- **STATED PROBLEM**
Give a verbatim copy of the lines below, minus the pictures.

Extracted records

┄┄┄┄┄┄┄┄┄┄┄┄┄┄┄┄┄┄┄┄

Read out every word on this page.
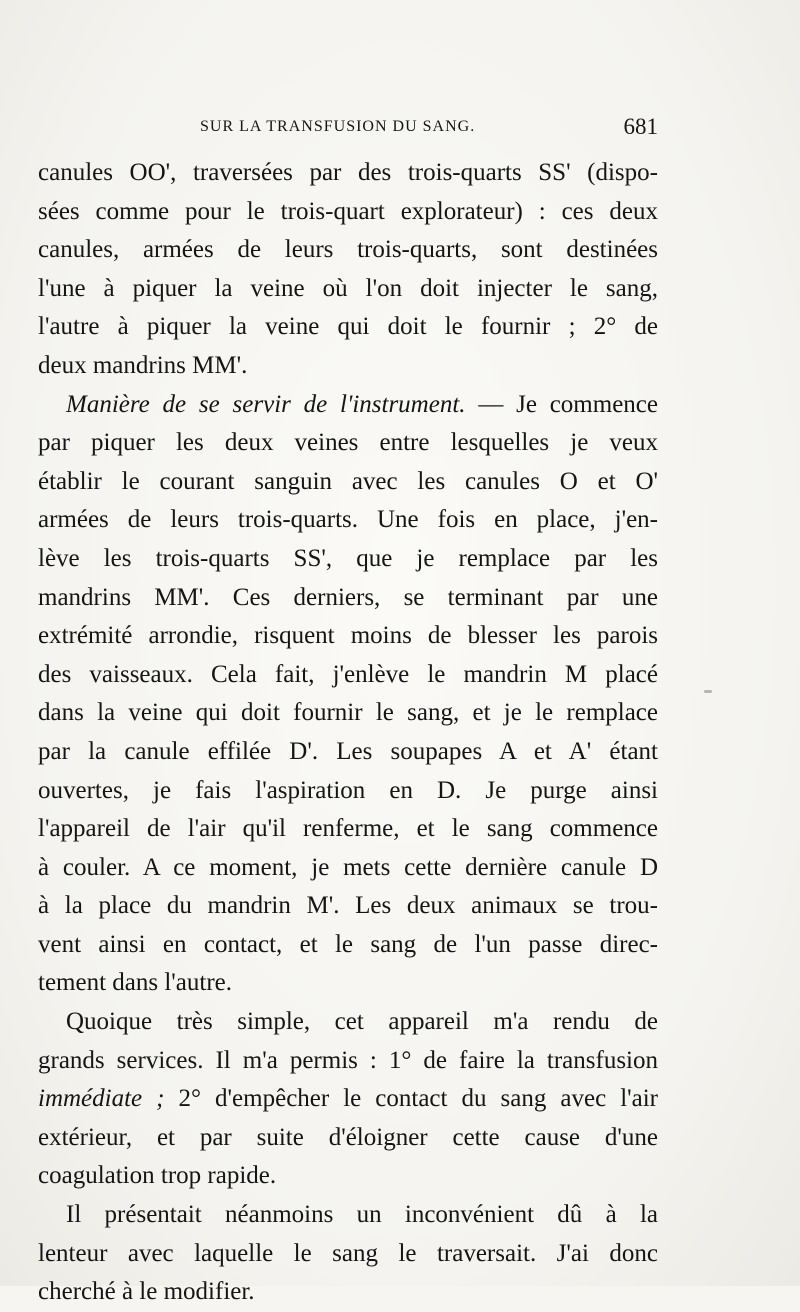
SUR LA TRANSFUSION DU SANG.	681
canules OO', traversées par des trois-quarts SS' (dispo-
sées comme pour le trois-quart explorateur) : ces deux
canules, armées de leurs trois-quarts, sont destinées
l'une à piquer la veine où l'on doit injecter le sang,
l'autre à piquer la veine qui doit le fournir ; 2° de
deux mandrins MM'.
Manière de se servir de l'instrument. — Je commence
par piquer les deux veines entre lesquelles je veux
établir le courant sanguin avec les canules O et O'
armées de leurs trois-quarts. Une fois en place, j'en-
lève les trois-quarts SS', que je remplace par les
mandrins MM'. Ces derniers, se terminant par une
extrémité arrondie, risquent moins de blesser les parois
des vaisseaux. Cela fait, j'enlève le mandrin M placé
dans la veine qui doit fournir le sang, et je le remplace
par la canule effilée D'. Les soupapes A et A' étant
ouvertes, je fais l'aspiration en D. Je purge ainsi
l'appareil de l'air qu'il renferme, et le sang commence
à couler. A ce moment, je mets cette dernière canule D
à la place du mandrin M'. Les deux animaux se trou-
vent ainsi en contact, et le sang de l'un passe direc-
tement dans l'autre.
Quoique très simple, cet appareil m'a rendu de
grands services. Il m'a permis : 1° de faire la transfusion
immédiate ; 2° d'empêcher le contact du sang avec l'air
extérieur, et par suite d'éloigner cette cause d'une
coagulation trop rapide.
Il présentait néanmoins un inconvénient dû à la
lenteur avec laquelle le sang le traversait. J'ai donc
cherché à le modifier.
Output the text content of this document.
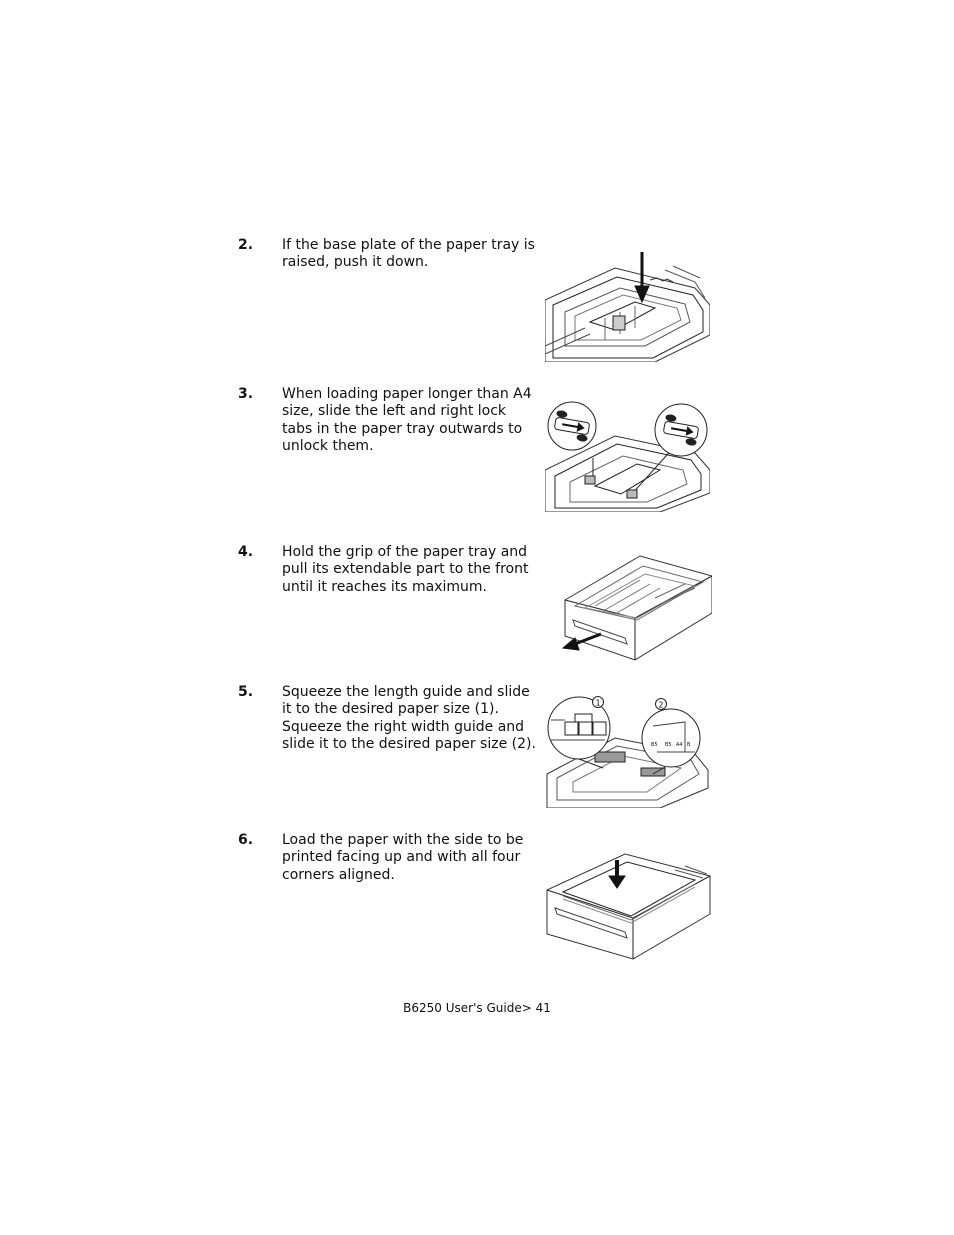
2. If the base plate of the paper tray is raised, push it down.
3. When loading paper longer than A4 size, slide the left and right lock tabs in the paper tray outwards to unlock them.
4. Hold the grip of the paper tray and pull its extendable part to the front until it reaches its maximum.
5. Squeeze the length guide and slide it to the desired paper size (1). Squeeze the right width guide and slide it to the desired paper size (2).
1	2
B5 B5 A4 B
6. Load the paper with the side to be printed facing up and with all four corners aligned.
B6250 User's Guide> 41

┄┄┄┄┄┄┄┄┄┄┄┄┄┄┄┄┄┄┄┄

- **WRITTEN RESPONSE**
Read out every word on this page.
SUR LA TRANSFUSION DU SANG.	681
canules OO', traversées par des trois-quarts SS' (dispo-
sées comme pour le trois-quart explorateur) : ces deux
canules, armées de leurs trois-quarts, sont destinées
l'une à piquer la veine où l'on doit injecter le sang,
l'autre à piquer la veine qui doit le fournir ; 2° de
deux mandrins MM'.
Manière de se servir de l'instrument. — Je commence
par piquer les deux veines entre lesquelles je veux
établir le courant sanguin avec les canules O et O'
armées de leurs trois-quarts. Une fois en place, j'en-
lève les trois-quarts SS', que je remplace par les
mandrins MM'. Ces derniers, se terminant par une
extrémité arrondie, risquent moins de blesser les parois
des vaisseaux. Cela fait, j'enlève le mandrin M placé
dans la veine qui doit fournir le sang, et je le remplace
par la canule effilée D'. Les soupapes A et A' étant
ouvertes, je fais l'aspiration en D. Je purge ainsi
l'appareil de l'air qu'il renferme, et le sang commence
à couler. A ce moment, je mets cette dernière canule D
à la place du mandrin M'. Les deux animaux se trou-
vent ainsi en contact, et le sang de l'un passe direc-
tement dans l'autre.
Quoique très simple, cet appareil m'a rendu de
grands services. Il m'a permis : 1° de faire la transfusion
immédiate ; 2° d'empêcher le contact du sang avec l'air
extérieur, et par suite d'éloigner cette cause d'une
coagulation trop rapide.
Il présentait néanmoins un inconvénient dû à la
lenteur avec laquelle le sang le traversait. J'ai donc
cherché à le modifier.
Output the text content of this document.
2. If the base plate of the paper tray is raised, push it down.
3. When loading paper longer than A4 size, slide the left and right lock tabs in the paper tray outwards to unlock them.
4. Hold the grip of the paper tray and pull its extendable part to the front until it reaches its maximum.
5. Squeeze the length guide and slide it to the desired paper size (1). Squeeze the right width guide and slide it to the desired paper size (2).
1	2
B5 B5 A4 B
6. Load the paper with the side to be printed facing up and with all four corners aligned.
B6250 User's Guide> 41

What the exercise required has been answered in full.